Oriente Medio
El despertar de las tierras bíblicas. Un renacimiento vinícola que combina variedades ancestrales con viticultura de precisión en algunos de los terruños más áridos y espirituales del planeta.
Líbano
La resistencia del **Valle de la Becá**. Un terruño de suelos arcillo-calcáreos situado a 1,000 metros de altitud, donde la influencia francesa se funde con el sol mediterráneo para crear vinos de una longevidad legendaria.
Israel
Innovación entre volcanes y desiertos. Desde los suelos basálticos de los **Altos del Golán** hasta la viticultura extrema del **Néguev**, Israel destaca por el rescate de variedades autóctonas como Marawi y Bittuni.
Turquía
Patrimonio genético inagotable. Terruños de Anatolia que albergan cepas milenarias como la **Öküzgözü** y **Boğazkere**, cultivadas en mesetas de clima continental que otorgan una frescura y tanicidad únicas.

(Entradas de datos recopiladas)
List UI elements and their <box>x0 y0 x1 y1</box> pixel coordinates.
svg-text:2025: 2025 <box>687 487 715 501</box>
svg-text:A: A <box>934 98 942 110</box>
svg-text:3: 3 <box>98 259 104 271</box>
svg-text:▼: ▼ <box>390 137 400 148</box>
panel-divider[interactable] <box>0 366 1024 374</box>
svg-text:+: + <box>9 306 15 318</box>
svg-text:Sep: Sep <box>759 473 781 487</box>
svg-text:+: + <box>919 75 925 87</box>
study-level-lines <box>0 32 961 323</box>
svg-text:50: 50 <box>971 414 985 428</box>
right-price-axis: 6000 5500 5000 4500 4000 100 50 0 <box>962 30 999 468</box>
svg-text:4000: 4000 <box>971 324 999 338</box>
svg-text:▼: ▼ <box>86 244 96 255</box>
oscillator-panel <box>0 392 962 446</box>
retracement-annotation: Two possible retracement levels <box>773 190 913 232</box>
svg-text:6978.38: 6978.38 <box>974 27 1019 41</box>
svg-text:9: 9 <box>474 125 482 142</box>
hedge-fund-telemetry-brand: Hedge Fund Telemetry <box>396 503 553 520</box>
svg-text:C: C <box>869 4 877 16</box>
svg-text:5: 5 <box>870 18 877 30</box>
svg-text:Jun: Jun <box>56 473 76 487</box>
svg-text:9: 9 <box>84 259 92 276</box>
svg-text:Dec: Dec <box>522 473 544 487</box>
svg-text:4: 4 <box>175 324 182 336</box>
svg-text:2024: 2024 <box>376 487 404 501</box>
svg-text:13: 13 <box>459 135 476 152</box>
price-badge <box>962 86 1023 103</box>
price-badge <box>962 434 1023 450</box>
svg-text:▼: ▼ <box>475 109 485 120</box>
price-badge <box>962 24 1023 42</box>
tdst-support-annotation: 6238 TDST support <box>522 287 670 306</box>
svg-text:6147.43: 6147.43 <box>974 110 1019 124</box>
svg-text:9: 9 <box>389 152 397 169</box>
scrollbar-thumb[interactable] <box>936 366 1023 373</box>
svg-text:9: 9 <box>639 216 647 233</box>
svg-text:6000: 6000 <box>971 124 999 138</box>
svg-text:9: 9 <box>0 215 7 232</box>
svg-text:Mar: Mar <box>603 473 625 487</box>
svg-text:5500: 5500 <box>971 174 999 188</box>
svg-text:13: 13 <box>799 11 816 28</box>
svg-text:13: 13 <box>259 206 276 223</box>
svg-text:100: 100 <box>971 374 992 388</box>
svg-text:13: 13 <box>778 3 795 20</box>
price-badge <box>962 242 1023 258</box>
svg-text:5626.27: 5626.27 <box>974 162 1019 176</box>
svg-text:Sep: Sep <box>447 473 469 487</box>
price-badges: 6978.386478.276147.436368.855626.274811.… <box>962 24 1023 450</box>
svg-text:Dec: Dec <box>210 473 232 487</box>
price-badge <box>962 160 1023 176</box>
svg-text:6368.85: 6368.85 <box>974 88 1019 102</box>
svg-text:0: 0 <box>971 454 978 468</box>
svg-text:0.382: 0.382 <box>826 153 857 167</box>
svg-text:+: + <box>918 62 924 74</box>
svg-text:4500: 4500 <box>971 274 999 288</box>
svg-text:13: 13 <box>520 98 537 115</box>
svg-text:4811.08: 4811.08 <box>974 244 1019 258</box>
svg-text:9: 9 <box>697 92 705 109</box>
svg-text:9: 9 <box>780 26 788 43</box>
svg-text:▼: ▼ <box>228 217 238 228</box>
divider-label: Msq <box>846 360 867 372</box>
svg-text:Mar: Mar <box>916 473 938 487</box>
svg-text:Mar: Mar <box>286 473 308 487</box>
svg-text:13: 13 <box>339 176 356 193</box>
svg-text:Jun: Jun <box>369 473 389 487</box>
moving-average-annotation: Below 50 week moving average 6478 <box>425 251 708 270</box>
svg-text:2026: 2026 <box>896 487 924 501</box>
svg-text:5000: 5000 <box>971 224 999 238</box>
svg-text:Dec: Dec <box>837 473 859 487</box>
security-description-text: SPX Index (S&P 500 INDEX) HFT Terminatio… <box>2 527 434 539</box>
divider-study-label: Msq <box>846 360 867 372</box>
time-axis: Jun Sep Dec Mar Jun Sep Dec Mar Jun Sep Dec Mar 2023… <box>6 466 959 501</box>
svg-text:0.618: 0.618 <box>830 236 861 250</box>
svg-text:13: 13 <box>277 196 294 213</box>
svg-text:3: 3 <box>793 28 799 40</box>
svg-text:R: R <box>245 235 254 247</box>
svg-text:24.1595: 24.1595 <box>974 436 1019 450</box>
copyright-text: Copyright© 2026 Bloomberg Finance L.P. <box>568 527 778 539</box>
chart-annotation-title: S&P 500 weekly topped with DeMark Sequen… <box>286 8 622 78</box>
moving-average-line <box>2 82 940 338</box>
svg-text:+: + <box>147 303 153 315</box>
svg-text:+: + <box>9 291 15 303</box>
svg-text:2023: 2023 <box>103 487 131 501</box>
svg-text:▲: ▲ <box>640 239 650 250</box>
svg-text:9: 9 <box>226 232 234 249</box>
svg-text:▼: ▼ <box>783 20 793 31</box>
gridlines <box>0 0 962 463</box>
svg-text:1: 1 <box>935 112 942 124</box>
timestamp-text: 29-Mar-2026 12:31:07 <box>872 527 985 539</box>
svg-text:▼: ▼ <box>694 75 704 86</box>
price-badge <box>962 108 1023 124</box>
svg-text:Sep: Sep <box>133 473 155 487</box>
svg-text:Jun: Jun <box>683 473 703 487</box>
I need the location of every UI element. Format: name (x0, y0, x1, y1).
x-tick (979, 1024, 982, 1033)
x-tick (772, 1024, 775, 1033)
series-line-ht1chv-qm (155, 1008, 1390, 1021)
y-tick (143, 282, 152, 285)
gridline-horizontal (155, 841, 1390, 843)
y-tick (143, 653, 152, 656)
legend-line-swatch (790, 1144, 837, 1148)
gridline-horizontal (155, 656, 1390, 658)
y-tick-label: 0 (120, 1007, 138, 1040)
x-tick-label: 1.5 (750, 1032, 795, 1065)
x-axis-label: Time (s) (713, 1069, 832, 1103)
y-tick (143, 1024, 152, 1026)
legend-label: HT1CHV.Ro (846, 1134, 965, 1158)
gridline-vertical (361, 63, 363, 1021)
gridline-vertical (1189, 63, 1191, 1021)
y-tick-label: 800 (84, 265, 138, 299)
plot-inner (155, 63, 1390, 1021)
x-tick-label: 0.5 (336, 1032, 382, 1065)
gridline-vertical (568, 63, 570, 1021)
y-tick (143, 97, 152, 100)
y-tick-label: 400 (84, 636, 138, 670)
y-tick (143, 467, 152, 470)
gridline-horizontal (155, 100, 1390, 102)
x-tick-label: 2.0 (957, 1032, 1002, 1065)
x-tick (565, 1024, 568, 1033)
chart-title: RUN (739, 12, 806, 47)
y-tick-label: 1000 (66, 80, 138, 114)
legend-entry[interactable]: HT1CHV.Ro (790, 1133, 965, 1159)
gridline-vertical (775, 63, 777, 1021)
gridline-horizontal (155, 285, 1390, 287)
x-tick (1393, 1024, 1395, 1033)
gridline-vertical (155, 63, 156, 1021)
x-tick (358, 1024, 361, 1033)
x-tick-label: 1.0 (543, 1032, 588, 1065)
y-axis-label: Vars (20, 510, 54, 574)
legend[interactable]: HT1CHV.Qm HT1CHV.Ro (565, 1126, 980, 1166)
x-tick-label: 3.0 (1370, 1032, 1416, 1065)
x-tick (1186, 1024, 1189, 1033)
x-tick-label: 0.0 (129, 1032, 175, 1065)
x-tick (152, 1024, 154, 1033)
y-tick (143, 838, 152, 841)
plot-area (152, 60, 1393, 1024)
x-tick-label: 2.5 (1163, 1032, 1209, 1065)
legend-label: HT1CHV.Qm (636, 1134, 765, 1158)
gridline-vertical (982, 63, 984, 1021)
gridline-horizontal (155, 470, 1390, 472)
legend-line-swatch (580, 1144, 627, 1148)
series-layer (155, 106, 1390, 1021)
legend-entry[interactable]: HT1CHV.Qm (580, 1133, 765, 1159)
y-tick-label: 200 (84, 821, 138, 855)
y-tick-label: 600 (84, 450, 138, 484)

Solicitud de trabajo 1: Cambia "Néguev" por "Negev" en el texto sobre el vino de Oriente Medio y escribe el pasaje completo. Comienza en las palabras "Oriente Medio" y detente después de "y tanicidad únicas.".
Solicitud de trabajo 2:
Responde estas preguntas con los datos del texto sobre el vino de Oriente Medio.
(a) ¿A qué altitud se sitúa el terruño del Valle de la Becá?
(b) ¿Qué variedades autóctonas menciona el texto como rescatadas en Israel?
(c) ¿Qué tipo de clima tienen las mesetas donde se cultivan las cepas de Turquía?
Solicitud de trabajo 3: Retoma el texto sobre el vino de Oriente Medio y continúalo a partir de su última oración.

Área de respuesta 1:
Oriente Medio
El despertar de las tierras bíblicas. Un renacimiento vinícola que combina variedades ancestrales con viticultura de precisión en algunos de los terruños más áridos y espirituales del planeta.
Líbano
La resistencia del **Valle de la Becá**. Un terruño de suelos arcillo-calcáreos situado a 1,000 metros de altitud, donde la influencia francesa se funde con el sol mediterráneo para crear vinos de una longevidad legendaria.
Israel
Innovación entre volcanes y desiertos. Desde los suelos basálticos de los **Altos del Golán** hasta la viticultura extrema del **Negev**, Israel destaca por el rescate de variedades autóctonas como Marawi y Bittuni.
Turquía
Patrimonio genético inagotable. Terruños de Anatolia que albergan cepas milenarias como la **Öküzgözü** y **Boğazkere**, cultivadas en mesetas de clima continental que otorgan una frescura y tanicidad únicas.

Área de respuesta 2:
(a) A 1,000 metros de altitud.
(b) Marawi y Bittuni.
(c) Clima continental.

Área de respuesta 3:
Jordania
Vinos de basalto. En la región de **Mafraq**, los viñedos crecen sobre antiguos flujos de lava en el desierto, desafiando las altas temperaturas con noches frescas que preservan la elegancia aromática.
Armenia
La bodega más antigua de la humanidad (Areni-1). Suelos volcánicos y de piedra caliza a altitudes extremas que dan vida a la uva **Areni Noir**, una variedad de piel fina que recuerda a la elegancia del Pinot Noir.
Chipre
Guardianes del **Commandaria**, el vino con denominación más antiguo del mundo. Sus viñedos de pie franco en las montañas de Troodos crecen sobre suelos silíceos produciendo elixires dulces y tintos vibrantes.